[Collection entries]

• • • •

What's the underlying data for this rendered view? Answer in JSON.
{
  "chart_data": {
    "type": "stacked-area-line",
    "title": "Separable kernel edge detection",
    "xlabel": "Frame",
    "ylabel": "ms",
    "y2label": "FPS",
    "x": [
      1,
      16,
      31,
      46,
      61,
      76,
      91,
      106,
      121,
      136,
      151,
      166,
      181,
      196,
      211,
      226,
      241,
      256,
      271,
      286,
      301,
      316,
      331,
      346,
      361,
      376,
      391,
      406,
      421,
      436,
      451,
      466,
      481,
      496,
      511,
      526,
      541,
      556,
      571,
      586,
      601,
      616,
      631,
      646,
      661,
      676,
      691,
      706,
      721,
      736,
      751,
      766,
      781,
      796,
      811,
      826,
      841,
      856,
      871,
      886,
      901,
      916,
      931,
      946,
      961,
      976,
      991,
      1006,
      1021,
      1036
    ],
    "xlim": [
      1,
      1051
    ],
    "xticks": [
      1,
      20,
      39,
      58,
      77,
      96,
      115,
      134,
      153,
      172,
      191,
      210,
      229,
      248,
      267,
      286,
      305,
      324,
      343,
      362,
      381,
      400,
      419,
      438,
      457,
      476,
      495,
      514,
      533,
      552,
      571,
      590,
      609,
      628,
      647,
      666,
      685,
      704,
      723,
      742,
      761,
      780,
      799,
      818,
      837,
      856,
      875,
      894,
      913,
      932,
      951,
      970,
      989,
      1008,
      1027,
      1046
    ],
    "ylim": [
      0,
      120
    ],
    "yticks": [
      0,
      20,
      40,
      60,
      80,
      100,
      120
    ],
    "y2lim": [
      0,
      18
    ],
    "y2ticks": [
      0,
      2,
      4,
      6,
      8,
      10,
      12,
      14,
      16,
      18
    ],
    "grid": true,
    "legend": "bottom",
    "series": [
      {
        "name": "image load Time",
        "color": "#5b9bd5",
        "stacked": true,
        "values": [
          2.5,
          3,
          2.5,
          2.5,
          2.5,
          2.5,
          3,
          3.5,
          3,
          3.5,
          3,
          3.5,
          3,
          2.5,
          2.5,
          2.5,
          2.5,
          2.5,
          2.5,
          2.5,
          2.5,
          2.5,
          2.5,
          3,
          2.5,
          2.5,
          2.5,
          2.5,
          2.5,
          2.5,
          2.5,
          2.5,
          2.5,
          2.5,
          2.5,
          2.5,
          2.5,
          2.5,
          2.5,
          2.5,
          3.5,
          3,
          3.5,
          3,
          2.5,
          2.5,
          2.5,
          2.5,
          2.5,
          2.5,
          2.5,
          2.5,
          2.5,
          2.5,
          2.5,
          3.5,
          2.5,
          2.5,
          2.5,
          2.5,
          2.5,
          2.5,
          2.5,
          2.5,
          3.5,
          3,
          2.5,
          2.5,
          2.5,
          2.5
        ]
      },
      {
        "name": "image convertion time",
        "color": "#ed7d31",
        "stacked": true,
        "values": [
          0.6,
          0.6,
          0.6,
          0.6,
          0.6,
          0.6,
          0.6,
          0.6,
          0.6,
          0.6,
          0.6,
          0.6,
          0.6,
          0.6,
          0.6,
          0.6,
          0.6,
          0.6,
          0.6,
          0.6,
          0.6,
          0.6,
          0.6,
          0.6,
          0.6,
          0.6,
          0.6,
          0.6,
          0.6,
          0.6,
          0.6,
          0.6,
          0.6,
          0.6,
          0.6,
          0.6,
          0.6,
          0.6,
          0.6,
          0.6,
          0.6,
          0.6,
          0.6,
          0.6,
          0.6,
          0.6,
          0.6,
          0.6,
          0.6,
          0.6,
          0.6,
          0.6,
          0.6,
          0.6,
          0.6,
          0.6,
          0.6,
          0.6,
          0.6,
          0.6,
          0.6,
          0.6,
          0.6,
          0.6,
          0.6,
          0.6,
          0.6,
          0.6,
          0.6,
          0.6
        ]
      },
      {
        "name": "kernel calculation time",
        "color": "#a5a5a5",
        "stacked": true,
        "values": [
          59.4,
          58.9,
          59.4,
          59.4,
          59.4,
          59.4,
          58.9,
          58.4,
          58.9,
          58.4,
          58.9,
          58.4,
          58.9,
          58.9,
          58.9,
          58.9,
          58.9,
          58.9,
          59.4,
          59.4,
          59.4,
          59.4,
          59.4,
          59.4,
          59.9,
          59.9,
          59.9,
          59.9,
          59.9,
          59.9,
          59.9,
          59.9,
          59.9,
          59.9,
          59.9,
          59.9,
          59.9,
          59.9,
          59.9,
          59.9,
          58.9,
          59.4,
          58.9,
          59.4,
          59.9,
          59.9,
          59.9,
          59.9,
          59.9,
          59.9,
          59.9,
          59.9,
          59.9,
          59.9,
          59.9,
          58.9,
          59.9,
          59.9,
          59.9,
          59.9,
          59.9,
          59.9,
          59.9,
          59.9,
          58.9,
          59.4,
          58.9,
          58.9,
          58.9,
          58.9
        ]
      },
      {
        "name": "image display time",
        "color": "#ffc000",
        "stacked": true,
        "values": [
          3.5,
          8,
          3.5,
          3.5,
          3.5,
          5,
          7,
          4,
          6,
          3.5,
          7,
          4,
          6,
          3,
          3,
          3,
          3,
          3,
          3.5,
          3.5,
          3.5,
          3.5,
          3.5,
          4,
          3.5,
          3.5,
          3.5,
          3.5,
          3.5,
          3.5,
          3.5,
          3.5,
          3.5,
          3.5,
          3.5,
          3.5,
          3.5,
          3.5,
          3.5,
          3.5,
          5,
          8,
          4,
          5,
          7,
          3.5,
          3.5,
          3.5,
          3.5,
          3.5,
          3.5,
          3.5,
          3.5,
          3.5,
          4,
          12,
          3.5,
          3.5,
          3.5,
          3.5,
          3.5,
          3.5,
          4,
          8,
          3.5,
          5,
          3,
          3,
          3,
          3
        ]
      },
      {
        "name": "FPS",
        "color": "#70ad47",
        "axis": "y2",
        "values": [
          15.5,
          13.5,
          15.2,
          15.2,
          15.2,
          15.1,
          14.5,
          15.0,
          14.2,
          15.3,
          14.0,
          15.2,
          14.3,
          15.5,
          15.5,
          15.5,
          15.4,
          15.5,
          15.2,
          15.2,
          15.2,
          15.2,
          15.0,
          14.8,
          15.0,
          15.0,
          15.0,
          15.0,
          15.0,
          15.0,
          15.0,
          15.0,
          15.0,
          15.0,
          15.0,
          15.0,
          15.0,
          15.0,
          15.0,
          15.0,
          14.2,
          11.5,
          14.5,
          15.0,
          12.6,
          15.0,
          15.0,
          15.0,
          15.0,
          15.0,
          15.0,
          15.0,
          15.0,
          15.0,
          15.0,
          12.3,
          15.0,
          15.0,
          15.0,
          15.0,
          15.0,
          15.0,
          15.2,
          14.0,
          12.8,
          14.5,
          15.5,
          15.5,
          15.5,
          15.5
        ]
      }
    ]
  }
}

• • • •

= Stated exercise =
Find the lines containing "kernel" and list every one of them.

= Reply to the task =
    "title": "Separable kernel edge detection",
        "name": "kernel calculation time",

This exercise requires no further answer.